Atividades propostas ::
**A.** No texto sobre bicicletas, há quanto tempo começou no Brasil o processo em torno da causa da bicicleta?
**B.** Copie do texto sobre bicicletas o trecho entre "O movimento em" e "espaço de passagem.", inclusive.

Há a impressão de que as bicicletas vêm tomando as ruas pelo Brasil, sobretudo nas metrópoles. Ou, pelo menos, passaram a ser vistas pela sociedade e pelo poder público, que entendeu que planejar a ciclomobilidade é uma necessidade na dinâmica das grandes cidades, cujo trânsito é cada vez mais pesado. A bandeira da bicicleta, entretanto, não passa somente por desafogar o tráfego ou diminuir a emissão de poluentes, mas aparece como um sinal de que existem pessoas interessadas em sair do egocentrismo e da inércia para forçar as cidades a se prepararem para as pessoas, e não somente para os carros.

O movimento em torno da causa é parte de um processo que começou há cerca de uma década no Brasil, e só agora vem atingindo a chamada "massa crítica", explica o jornalista, cicloativista e autor do blog Ir e Vir de Bike, Alexandre Costa Nascimento. "A bicicleta e os movimentos sociais em torno dela surgem quase que como um símbolo político, uma bandeira que busca transformar a realidade de uma sociedade cada vez mais individualista, cujo símbolo maior é o carro." A consequência, segundo ele, são obras urbanas voltadas aos veículos motorizados, com a cidade se tornando cada vez mais um espaço de passagem.

Registros de dados ::
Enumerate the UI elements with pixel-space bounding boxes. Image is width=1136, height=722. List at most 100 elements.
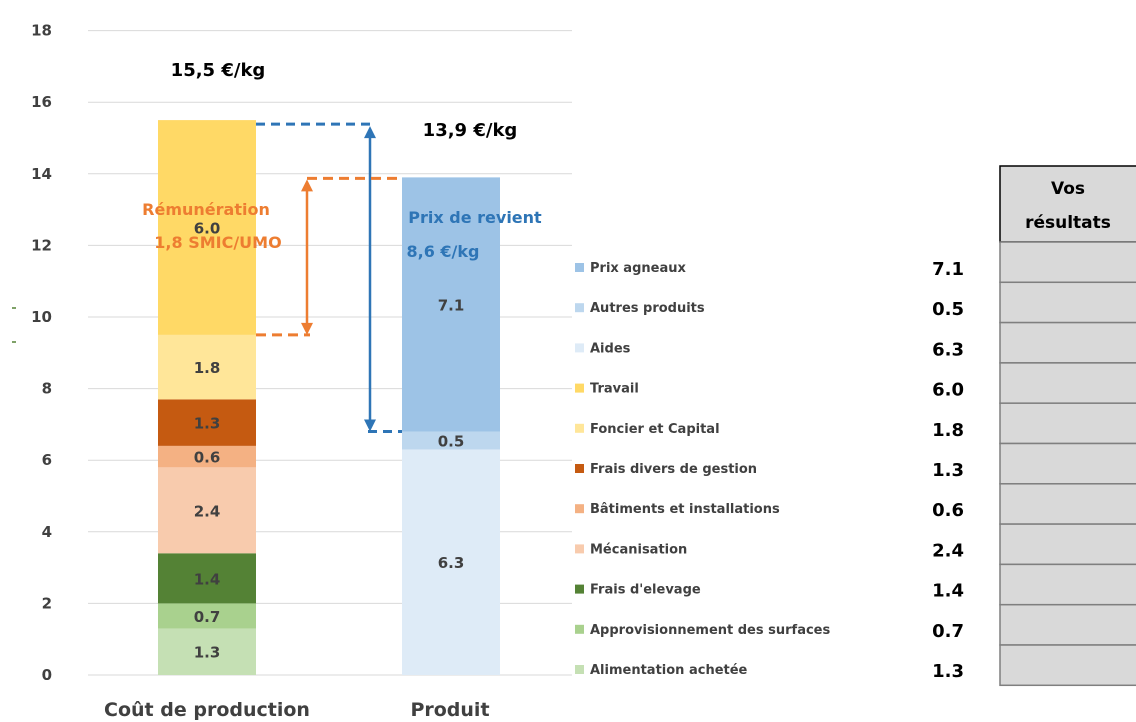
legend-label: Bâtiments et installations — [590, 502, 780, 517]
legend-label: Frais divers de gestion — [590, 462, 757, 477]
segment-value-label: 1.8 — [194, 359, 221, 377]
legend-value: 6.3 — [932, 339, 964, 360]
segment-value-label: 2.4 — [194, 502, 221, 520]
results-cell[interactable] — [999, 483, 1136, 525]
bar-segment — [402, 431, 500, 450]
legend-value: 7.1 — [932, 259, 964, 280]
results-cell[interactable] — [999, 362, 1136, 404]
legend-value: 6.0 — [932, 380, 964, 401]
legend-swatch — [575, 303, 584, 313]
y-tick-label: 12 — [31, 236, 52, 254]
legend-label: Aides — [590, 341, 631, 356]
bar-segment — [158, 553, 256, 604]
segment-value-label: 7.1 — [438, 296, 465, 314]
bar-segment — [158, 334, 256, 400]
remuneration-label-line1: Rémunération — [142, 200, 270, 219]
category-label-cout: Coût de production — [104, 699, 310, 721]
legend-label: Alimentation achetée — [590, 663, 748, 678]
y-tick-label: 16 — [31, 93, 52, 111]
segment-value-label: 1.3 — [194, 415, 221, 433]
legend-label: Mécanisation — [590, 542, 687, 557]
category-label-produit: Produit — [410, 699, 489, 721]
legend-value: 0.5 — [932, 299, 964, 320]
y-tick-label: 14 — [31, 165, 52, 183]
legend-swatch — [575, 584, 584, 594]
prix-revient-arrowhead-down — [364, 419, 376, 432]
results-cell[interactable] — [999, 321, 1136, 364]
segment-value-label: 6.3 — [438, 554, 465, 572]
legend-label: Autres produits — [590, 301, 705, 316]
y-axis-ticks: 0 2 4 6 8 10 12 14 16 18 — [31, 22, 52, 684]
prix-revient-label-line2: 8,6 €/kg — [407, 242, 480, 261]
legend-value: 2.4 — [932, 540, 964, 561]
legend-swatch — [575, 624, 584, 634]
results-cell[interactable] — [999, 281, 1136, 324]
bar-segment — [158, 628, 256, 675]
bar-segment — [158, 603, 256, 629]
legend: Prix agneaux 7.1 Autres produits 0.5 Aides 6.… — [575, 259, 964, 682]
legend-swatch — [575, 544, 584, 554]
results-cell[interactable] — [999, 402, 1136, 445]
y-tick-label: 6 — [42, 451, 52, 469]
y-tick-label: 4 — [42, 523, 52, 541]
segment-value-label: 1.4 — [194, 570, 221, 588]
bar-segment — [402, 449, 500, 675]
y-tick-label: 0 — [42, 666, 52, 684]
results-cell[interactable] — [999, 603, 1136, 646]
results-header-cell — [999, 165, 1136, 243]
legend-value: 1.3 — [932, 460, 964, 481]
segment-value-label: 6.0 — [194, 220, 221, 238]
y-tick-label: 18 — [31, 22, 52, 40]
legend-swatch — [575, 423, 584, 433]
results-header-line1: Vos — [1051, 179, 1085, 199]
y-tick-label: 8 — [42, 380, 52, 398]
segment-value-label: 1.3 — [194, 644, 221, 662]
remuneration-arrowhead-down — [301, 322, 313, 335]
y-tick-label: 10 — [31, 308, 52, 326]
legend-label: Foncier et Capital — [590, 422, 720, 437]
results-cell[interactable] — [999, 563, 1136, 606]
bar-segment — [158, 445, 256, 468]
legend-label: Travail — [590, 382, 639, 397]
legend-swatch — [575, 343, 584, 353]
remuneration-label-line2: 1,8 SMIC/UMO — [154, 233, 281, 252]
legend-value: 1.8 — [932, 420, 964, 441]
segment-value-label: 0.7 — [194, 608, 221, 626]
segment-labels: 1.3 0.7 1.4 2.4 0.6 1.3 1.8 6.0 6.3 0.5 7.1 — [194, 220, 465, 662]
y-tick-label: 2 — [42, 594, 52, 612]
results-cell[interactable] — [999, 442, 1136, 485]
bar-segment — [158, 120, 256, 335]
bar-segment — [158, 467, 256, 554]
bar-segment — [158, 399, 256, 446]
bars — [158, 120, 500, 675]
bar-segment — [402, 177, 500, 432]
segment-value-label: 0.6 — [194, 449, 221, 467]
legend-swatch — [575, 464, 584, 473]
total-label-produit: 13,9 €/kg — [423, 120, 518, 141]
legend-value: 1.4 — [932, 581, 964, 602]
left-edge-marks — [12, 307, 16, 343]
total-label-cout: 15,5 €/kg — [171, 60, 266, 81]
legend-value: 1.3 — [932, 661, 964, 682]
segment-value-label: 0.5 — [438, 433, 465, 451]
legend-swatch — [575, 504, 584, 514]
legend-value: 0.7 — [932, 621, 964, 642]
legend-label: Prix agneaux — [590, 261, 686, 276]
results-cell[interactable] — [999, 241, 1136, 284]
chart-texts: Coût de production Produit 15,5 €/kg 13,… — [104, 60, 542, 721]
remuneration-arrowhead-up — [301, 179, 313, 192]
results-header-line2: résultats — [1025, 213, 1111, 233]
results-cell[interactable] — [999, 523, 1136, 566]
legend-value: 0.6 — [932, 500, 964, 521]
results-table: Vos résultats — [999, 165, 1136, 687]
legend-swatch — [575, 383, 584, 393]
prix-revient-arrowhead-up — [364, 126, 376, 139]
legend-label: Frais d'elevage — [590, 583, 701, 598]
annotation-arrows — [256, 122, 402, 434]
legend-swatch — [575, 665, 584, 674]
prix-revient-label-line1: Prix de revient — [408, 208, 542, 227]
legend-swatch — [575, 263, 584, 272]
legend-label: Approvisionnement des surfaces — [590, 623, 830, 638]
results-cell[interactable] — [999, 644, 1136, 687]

--

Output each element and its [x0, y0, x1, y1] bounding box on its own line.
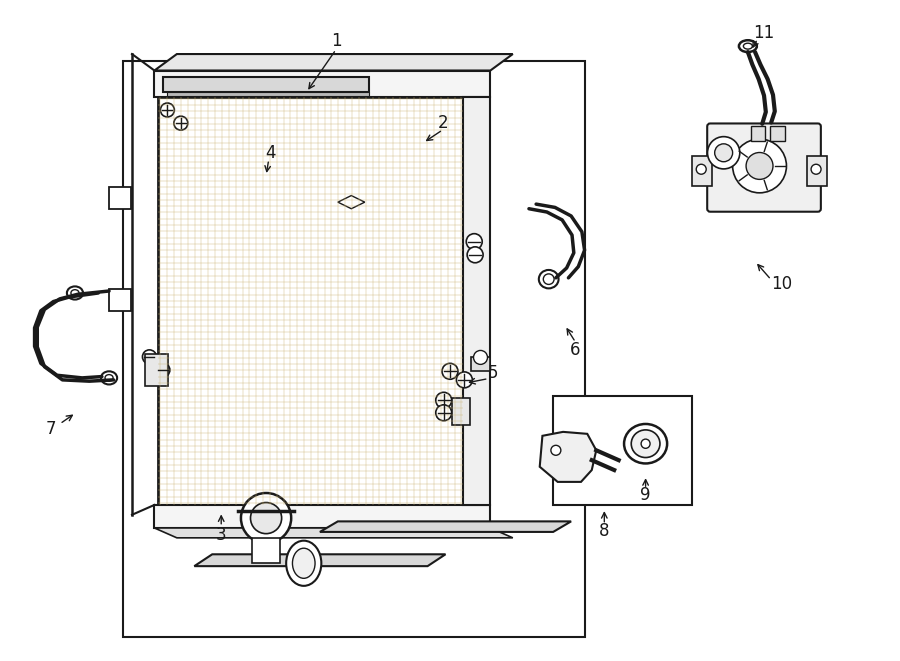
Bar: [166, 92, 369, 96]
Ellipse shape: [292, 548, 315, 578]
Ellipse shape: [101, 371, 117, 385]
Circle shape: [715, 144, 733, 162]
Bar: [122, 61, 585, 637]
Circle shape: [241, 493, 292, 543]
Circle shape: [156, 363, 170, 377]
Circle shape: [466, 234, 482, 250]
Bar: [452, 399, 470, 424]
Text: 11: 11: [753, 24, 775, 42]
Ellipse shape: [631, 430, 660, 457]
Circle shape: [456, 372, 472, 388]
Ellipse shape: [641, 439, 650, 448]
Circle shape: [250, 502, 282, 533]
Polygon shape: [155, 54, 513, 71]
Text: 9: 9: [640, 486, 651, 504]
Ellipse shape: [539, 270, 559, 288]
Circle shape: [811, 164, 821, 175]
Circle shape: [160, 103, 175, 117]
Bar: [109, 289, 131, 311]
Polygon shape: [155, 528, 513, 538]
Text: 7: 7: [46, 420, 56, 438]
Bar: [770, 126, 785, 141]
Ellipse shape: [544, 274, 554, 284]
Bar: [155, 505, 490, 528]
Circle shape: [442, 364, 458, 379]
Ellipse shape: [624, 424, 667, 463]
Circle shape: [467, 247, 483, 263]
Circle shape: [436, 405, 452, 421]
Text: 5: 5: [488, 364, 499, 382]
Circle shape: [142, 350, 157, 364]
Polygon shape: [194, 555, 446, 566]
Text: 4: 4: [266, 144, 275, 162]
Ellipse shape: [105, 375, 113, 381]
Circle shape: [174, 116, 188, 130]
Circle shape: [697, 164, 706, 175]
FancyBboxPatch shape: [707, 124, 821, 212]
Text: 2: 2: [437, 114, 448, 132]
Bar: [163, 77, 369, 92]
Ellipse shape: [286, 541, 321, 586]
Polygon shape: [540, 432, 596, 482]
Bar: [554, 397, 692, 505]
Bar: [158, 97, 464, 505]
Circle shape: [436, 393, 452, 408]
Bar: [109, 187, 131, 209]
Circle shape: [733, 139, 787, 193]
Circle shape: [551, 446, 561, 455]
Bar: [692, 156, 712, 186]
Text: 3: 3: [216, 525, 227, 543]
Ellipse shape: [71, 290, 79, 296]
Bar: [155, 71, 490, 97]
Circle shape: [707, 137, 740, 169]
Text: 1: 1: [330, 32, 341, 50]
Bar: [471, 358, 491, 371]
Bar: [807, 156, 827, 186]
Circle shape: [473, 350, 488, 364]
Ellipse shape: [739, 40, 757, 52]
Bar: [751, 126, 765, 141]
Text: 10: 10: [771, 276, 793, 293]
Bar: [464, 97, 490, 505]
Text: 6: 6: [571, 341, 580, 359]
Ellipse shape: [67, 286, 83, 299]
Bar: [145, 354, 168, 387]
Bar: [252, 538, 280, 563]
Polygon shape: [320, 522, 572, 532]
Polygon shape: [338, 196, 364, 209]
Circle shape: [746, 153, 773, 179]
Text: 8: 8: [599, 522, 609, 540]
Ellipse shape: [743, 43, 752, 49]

Respostas completas ::
**A.** Há cerca de uma década.

**B.**
O movimento em torno da causa é parte de um processo que começou há cerca de uma década no Brasil, e só agora vem atingindo a chamada "massa crítica", explica o jornalista, cicloativista e autor do blog Ir e Vir de Bike, Alexandre Costa Nascimento. "A bicicleta e os movimentos sociais em torno dela surgem quase que como um símbolo político, uma bandeira que busca transformar a realidade de uma sociedade cada vez mais individualista, cujo símbolo maior é o carro." A consequência, segundo ele, são obras urbanas voltadas aos veículos motorizados, com a cidade se tornando cada vez mais um espaço de passagem.